** start DATASET **

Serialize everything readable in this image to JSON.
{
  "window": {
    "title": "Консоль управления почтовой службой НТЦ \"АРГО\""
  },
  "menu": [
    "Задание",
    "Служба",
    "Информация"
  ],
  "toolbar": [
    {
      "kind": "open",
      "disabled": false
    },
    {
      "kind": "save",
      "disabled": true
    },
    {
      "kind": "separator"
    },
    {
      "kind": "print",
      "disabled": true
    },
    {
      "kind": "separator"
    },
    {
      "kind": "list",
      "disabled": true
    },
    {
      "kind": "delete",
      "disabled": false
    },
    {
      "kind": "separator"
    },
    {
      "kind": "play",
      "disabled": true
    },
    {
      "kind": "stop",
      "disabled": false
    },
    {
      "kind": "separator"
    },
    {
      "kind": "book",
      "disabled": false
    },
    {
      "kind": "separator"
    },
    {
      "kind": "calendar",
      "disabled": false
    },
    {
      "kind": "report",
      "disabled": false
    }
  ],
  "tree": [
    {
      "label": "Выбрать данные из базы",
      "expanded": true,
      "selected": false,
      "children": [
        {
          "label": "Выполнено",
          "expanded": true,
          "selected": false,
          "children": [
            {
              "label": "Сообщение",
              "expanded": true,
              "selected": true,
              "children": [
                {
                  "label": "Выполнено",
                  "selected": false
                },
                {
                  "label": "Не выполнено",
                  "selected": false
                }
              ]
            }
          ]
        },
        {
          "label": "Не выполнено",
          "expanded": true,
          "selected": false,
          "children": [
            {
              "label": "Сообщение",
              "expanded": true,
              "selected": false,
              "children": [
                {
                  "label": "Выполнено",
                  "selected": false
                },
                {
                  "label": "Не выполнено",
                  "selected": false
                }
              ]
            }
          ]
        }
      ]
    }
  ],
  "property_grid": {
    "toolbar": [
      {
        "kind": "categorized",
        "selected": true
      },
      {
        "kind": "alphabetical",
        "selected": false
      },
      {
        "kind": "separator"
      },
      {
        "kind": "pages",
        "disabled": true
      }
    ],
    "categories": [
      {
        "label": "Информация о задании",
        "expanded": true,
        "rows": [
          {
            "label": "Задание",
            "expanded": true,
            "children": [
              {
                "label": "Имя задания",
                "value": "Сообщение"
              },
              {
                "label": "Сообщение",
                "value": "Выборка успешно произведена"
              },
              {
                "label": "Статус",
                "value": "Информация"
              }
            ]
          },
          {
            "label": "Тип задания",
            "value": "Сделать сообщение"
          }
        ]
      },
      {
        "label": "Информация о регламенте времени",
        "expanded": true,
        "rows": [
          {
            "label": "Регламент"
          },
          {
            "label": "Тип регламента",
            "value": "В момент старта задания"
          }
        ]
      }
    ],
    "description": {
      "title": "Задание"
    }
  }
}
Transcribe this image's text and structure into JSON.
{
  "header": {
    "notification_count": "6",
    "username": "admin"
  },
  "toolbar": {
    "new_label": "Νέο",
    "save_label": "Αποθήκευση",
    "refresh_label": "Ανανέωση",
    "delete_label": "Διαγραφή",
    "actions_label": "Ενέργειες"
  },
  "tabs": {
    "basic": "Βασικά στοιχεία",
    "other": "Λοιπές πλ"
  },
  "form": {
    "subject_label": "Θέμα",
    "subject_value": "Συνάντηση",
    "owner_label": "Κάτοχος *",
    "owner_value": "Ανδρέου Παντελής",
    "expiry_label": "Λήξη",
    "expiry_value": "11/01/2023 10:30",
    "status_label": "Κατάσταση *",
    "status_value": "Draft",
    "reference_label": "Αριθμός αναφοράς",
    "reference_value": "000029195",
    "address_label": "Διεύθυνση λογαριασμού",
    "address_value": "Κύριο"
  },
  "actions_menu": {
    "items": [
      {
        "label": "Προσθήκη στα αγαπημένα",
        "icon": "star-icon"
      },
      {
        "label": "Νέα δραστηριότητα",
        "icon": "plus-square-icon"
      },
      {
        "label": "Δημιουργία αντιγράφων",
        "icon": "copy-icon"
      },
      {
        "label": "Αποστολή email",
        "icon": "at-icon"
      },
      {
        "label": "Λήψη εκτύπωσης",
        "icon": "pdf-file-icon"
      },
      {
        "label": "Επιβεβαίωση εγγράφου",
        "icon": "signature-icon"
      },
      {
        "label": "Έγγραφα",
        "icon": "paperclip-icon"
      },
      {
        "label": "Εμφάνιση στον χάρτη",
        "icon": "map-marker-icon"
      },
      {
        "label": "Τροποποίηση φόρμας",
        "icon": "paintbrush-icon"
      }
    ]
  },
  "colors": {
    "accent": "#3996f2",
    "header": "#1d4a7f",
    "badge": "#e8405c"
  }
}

** end DATASET **

• **WHAT YOU HAVE TO DO**: Your task is to retype all of the records exactly.

• **SOLUTION TO THIS PROBLEM**:
Serialize everything readable in this image to JSON.
{
  "window": {
    "title": "Консоль управления почтовой службой НТЦ \"АРГО\""
  },
  "menu": [
    "Задание",
    "Служба",
    "Информация"
  ],
  "toolbar": [
    {
      "kind": "open",
      "disabled": false
    },
    {
      "kind": "save",
      "disabled": true
    },
    {
      "kind": "separator"
    },
    {
      "kind": "print",
      "disabled": true
    },
    {
      "kind": "separator"
    },
    {
      "kind": "list",
      "disabled": true
    },
    {
      "kind": "delete",
      "disabled": false
    },
    {
      "kind": "separator"
    },
    {
      "kind": "play",
      "disabled": true
    },
    {
      "kind": "stop",
      "disabled": false
    },
    {
      "kind": "separator"
    },
    {
      "kind": "book",
      "disabled": false
    },
    {
      "kind": "separator"
    },
    {
      "kind": "calendar",
      "disabled": false
    },
    {
      "kind": "report",
      "disabled": false
    }
  ],
  "tree": [
    {
      "label": "Выбрать данные из базы",
      "expanded": true,
      "selected": false,
      "children": [
        {
          "label": "Выполнено",
          "expanded": true,
          "selected": false,
          "children": [
            {
              "label": "Сообщение",
              "expanded": true,
              "selected": true,
              "children": [
                {
                  "label": "Выполнено",
                  "selected": false
                },
                {
                  "label": "Не выполнено",
                  "selected": false
                }
              ]
            }
          ]
        },
        {
          "label": "Не выполнено",
          "expanded": true,
          "selected": false,
          "children": [
            {
              "label": "Сообщение",
              "expanded": true,
              "selected": false,
              "children": [
                {
                  "label": "Выполнено",
                  "selected": false
                },
                {
                  "label": "Не выполнено",
                  "selected": false
                }
              ]
            }
          ]
        }
      ]
    }
  ],
  "property_grid": {
    "toolbar": [
      {
        "kind": "categorized",
        "selected": true
      },
      {
        "kind": "alphabetical",
        "selected": false
      },
      {
        "kind": "separator"
      },
      {
        "kind": "pages",
        "disabled": true
      }
    ],
    "categories": [
      {
        "label": "Информация о задании",
        "expanded": true,
        "rows": [
          {
            "label": "Задание",
            "expanded": true,
            "children": [
              {
                "label": "Имя задания",
                "value": "Сообщение"
              },
              {
                "label": "Сообщение",
                "value": "Выборка успешно произведена"
              },
              {
                "label": "Статус",
                "value": "Информация"
              }
            ]
          },
          {
            "label": "Тип задания",
            "value": "Сделать сообщение"
          }
        ]
      },
      {
        "label": "Информация о регламенте времени",
        "expanded": true,
        "rows": [
          {
            "label": "Регламент"
          },
          {
            "label": "Тип регламента",
            "value": "В момент старта задания"
          }
        ]
      }
    ],
    "description": {
      "title": "Задание"
    }
  }
}
Transcribe this image's text and structure into JSON.
{
  "header": {
    "notification_count": "6",
    "username": "admin"
  },
  "toolbar": {
    "new_label": "Νέο",
    "save_label": "Αποθήκευση",
    "refresh_label": "Ανανέωση",
    "delete_label": "Διαγραφή",
    "actions_label": "Ενέργειες"
  },
  "tabs": {
    "basic": "Βασικά στοιχεία",
    "other": "Λοιπές πλ"
  },
  "form": {
    "subject_label": "Θέμα",
    "subject_value": "Συνάντηση",
    "owner_label": "Κάτοχος *",
    "owner_value": "Ανδρέου Παντελής",
    "expiry_label": "Λήξη",
    "expiry_value": "11/01/2023 10:30",
    "status_label": "Κατάσταση *",
    "status_value": "Draft",
    "reference_label": "Αριθμός αναφοράς",
    "reference_value": "000029195",
    "address_label": "Διεύθυνση λογαριασμού",
    "address_value": "Κύριο"
  },
  "actions_menu": {
    "items": [
      {
        "label": "Προσθήκη στα αγαπημένα",
        "icon": "star-icon"
      },
      {
        "label": "Νέα δραστηριότητα",
        "icon": "plus-square-icon"
      },
      {
        "label": "Δημιουργία αντιγράφων",
        "icon": "copy-icon"
      },
      {
        "label": "Αποστολή email",
        "icon": "at-icon"
      },
      {
        "label": "Λήψη εκτύπωσης",
        "icon": "pdf-file-icon"
      },
      {
        "label": "Επιβεβαίωση εγγράφου",
        "icon": "signature-icon"
      },
      {
        "label": "Έγγραφα",
        "icon": "paperclip-icon"
      },
      {
        "label": "Εμφάνιση στον χάρτη",
        "icon": "map-marker-icon"
      },
      {
        "label": "Τροποποίηση φόρμας",
        "icon": "paintbrush-icon"
      }
    ]
  },
  "colors": {
    "accent": "#3996f2",
    "header": "#1d4a7f",
    "badge": "#e8405c"
  }
}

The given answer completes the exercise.